_SOURCE RECORDS_.
^^^^^^^^
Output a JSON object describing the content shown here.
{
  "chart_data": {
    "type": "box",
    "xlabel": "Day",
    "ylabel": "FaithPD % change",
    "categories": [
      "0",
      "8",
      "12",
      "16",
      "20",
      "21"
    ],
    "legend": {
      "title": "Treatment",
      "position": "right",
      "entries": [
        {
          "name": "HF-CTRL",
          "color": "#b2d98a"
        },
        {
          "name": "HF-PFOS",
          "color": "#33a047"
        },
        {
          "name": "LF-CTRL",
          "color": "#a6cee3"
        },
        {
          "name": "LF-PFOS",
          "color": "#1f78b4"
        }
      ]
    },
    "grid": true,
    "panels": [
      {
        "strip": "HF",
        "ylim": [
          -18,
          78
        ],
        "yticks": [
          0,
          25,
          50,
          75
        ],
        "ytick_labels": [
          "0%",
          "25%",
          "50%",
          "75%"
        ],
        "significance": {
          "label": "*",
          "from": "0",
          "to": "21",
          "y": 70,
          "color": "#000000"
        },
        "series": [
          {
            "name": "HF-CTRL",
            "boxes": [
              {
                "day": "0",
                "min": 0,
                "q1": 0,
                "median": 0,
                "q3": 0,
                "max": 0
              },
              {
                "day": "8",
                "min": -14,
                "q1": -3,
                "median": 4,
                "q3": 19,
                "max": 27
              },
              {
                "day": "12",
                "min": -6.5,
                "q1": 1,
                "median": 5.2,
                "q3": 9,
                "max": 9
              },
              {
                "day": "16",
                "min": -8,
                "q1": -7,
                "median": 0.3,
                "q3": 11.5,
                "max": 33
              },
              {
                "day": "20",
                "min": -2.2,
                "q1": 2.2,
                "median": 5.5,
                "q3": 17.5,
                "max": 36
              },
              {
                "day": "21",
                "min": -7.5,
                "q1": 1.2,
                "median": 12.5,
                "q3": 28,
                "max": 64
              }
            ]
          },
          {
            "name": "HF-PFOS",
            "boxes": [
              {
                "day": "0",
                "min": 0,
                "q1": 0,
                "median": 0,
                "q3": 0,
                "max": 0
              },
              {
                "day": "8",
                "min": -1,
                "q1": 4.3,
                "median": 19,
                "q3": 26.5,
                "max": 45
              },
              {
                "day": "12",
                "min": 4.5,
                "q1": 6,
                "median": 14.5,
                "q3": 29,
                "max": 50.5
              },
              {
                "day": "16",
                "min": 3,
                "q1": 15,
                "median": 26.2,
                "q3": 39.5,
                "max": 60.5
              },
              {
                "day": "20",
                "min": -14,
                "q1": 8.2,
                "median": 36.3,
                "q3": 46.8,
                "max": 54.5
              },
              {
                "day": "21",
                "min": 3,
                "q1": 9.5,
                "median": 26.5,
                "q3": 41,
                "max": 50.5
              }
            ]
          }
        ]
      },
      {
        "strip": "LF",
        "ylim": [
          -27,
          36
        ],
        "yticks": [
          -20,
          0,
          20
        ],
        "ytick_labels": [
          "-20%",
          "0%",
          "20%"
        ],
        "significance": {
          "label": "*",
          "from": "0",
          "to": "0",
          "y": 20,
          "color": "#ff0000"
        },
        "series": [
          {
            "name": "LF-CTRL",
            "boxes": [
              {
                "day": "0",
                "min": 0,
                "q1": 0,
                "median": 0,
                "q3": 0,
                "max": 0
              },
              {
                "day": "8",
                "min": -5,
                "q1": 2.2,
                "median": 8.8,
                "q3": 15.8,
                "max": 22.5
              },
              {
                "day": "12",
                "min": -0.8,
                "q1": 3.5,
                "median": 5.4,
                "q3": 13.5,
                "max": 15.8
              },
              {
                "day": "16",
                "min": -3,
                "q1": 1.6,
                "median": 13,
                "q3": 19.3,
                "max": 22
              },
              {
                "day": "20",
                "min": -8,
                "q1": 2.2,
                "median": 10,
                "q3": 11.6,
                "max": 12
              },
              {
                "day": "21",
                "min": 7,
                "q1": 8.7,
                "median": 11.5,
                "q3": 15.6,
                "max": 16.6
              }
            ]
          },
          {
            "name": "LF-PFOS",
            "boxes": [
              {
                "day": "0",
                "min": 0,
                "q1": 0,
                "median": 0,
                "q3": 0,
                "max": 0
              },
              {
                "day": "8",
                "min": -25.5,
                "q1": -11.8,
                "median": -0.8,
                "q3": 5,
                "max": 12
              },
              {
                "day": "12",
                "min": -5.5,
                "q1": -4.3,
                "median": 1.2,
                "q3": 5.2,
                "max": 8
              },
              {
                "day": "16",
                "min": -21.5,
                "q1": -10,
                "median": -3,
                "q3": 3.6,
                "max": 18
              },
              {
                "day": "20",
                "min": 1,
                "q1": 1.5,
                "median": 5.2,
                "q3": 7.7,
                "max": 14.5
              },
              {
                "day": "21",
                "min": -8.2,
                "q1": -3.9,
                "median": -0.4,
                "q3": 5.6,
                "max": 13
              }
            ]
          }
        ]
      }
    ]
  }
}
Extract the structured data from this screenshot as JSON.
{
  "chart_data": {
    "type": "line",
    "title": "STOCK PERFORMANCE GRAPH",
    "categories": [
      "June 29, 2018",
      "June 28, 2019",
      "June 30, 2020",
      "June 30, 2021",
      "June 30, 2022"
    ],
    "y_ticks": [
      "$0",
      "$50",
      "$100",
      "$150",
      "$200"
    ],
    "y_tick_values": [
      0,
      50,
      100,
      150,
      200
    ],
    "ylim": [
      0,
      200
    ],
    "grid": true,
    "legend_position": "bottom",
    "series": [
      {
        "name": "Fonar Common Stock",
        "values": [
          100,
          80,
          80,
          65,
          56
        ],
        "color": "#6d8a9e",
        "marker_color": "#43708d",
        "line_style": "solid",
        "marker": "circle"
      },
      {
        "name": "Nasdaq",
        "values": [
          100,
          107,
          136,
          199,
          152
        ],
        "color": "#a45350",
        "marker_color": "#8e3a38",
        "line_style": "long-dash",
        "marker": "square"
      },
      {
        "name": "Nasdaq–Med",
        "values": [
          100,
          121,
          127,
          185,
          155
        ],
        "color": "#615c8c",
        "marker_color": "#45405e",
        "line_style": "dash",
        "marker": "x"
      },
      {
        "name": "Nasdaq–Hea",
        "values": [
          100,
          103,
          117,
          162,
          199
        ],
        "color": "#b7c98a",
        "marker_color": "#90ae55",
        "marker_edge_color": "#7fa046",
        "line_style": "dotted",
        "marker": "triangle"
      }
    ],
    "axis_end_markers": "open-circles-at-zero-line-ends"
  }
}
^^^^^^^^
_EXERCISE GOAL_.
Show the data once more, exactly as it was written.

_OUTPUT FOR THIS TASK_.
Output a JSON object describing the content shown here.
{
  "chart_data": {
    "type": "box",
    "xlabel": "Day",
    "ylabel": "FaithPD % change",
    "categories": [
      "0",
      "8",
      "12",
      "16",
      "20",
      "21"
    ],
    "legend": {
      "title": "Treatment",
      "position": "right",
      "entries": [
        {
          "name": "HF-CTRL",
          "color": "#b2d98a"
        },
        {
          "name": "HF-PFOS",
          "color": "#33a047"
        },
        {
          "name": "LF-CTRL",
          "color": "#a6cee3"
        },
        {
          "name": "LF-PFOS",
          "color": "#1f78b4"
        }
      ]
    },
    "grid": true,
    "panels": [
      {
        "strip": "HF",
        "ylim": [
          -18,
          78
        ],
        "yticks": [
          0,
          25,
          50,
          75
        ],
        "ytick_labels": [
          "0%",
          "25%",
          "50%",
          "75%"
        ],
        "significance": {
          "label": "*",
          "from": "0",
          "to": "21",
          "y": 70,
          "color": "#000000"
        },
        "series": [
          {
            "name": "HF-CTRL",
            "boxes": [
              {
                "day": "0",
                "min": 0,
                "q1": 0,
                "median": 0,
                "q3": 0,
                "max": 0
              },
              {
                "day": "8",
                "min": -14,
                "q1": -3,
                "median": 4,
                "q3": 19,
                "max": 27
              },
              {
                "day": "12",
                "min": -6.5,
                "q1": 1,
                "median": 5.2,
                "q3": 9,
                "max": 9
              },
              {
                "day": "16",
                "min": -8,
                "q1": -7,
                "median": 0.3,
                "q3": 11.5,
                "max": 33
              },
              {
                "day": "20",
                "min": -2.2,
                "q1": 2.2,
                "median": 5.5,
                "q3": 17.5,
                "max": 36
              },
              {
                "day": "21",
                "min": -7.5,
                "q1": 1.2,
                "median": 12.5,
                "q3": 28,
                "max": 64
              }
            ]
          },
          {
            "name": "HF-PFOS",
            "boxes": [
              {
                "day": "0",
                "min": 0,
                "q1": 0,
                "median": 0,
                "q3": 0,
                "max": 0
              },
              {
                "day": "8",
                "min": -1,
                "q1": 4.3,
                "median": 19,
                "q3": 26.5,
                "max": 45
              },
              {
                "day": "12",
                "min": 4.5,
                "q1": 6,
                "median": 14.5,
                "q3": 29,
                "max": 50.5
              },
              {
                "day": "16",
                "min": 3,
                "q1": 15,
                "median": 26.2,
                "q3": 39.5,
                "max": 60.5
              },
              {
                "day": "20",
                "min": -14,
                "q1": 8.2,
                "median": 36.3,
                "q3": 46.8,
                "max": 54.5
              },
              {
                "day": "21",
                "min": 3,
                "q1": 9.5,
                "median": 26.5,
                "q3": 41,
                "max": 50.5
              }
            ]
          }
        ]
      },
      {
        "strip": "LF",
        "ylim": [
          -27,
          36
        ],
        "yticks": [
          -20,
          0,
          20
        ],
        "ytick_labels": [
          "-20%",
          "0%",
          "20%"
        ],
        "significance": {
          "label": "*",
          "from": "0",
          "to": "0",
          "y": 20,
          "color": "#ff0000"
        },
        "series": [
          {
            "name": "LF-CTRL",
            "boxes": [
              {
                "day": "0",
                "min": 0,
                "q1": 0,
                "median": 0,
                "q3": 0,
                "max": 0
              },
              {
                "day": "8",
                "min": -5,
                "q1": 2.2,
                "median": 8.8,
                "q3": 15.8,
                "max": 22.5
              },
              {
                "day": "12",
                "min": -0.8,
                "q1": 3.5,
                "median": 5.4,
                "q3": 13.5,
                "max": 15.8
              },
              {
                "day": "16",
                "min": -3,
                "q1": 1.6,
                "median": 13,
                "q3": 19.3,
                "max": 22
              },
              {
                "day": "20",
                "min": -8,
                "q1": 2.2,
                "median": 10,
                "q3": 11.6,
                "max": 12
              },
              {
                "day": "21",
                "min": 7,
                "q1": 8.7,
                "median": 11.5,
                "q3": 15.6,
                "max": 16.6
              }
            ]
          },
          {
            "name": "LF-PFOS",
            "boxes": [
              {
                "day": "0",
                "min": 0,
                "q1": 0,
                "median": 0,
                "q3": 0,
                "max": 0
              },
              {
                "day": "8",
                "min": -25.5,
                "q1": -11.8,
                "median": -0.8,
                "q3": 5,
                "max": 12
              },
              {
                "day": "12",
                "min": -5.5,
                "q1": -4.3,
                "median": 1.2,
                "q3": 5.2,
                "max": 8
              },
              {
                "day": "16",
                "min": -21.5,
                "q1": -10,
                "median": -3,
                "q3": 3.6,
                "max": 18
              },
              {
                "day": "20",
                "min": 1,
                "q1": 1.5,
                "median": 5.2,
                "q3": 7.7,
                "max": 14.5
              },
              {
                "day": "21",
                "min": -8.2,
                "q1": -3.9,
                "median": -0.4,
                "q3": 5.6,
                "max": 13
              }
            ]
          }
        ]
      }
    ]
  }
}
Extract the structured data from this screenshot as JSON.
{
  "chart_data": {
    "type": "line",
    "title": "STOCK PERFORMANCE GRAPH",
    "categories": [
      "June 29, 2018",
      "June 28, 2019",
      "June 30, 2020",
      "June 30, 2021",
      "June 30, 2022"
    ],
    "y_ticks": [
      "$0",
      "$50",
      "$100",
      "$150",
      "$200"
    ],
    "y_tick_values": [
      0,
      50,
      100,
      150,
      200
    ],
    "ylim": [
      0,
      200
    ],
    "grid": true,
    "legend_position": "bottom",
    "series": [
      {
        "name": "Fonar Common Stock",
        "values": [
          100,
          80,
          80,
          65,
          56
        ],
        "color": "#6d8a9e",
        "marker_color": "#43708d",
        "line_style": "solid",
        "marker": "circle"
      },
      {
        "name": "Nasdaq",
        "values": [
          100,
          107,
          136,
          199,
          152
        ],
        "color": "#a45350",
        "marker_color": "#8e3a38",
        "line_style": "long-dash",
        "marker": "square"
      },
      {
        "name": "Nasdaq–Med",
        "values": [
          100,
          121,
          127,
          185,
          155
        ],
        "color": "#615c8c",
        "marker_color": "#45405e",
        "line_style": "dash",
        "marker": "x"
      },
      {
        "name": "Nasdaq–Hea",
        "values": [
          100,
          103,
          117,
          162,
          199
        ],
        "color": "#b7c98a",
        "marker_color": "#90ae55",
        "marker_edge_color": "#7fa046",
        "line_style": "dotted",
        "marker": "triangle"
      }
    ],
    "axis_end_markers": "open-circles-at-zero-line-ends"
  }
}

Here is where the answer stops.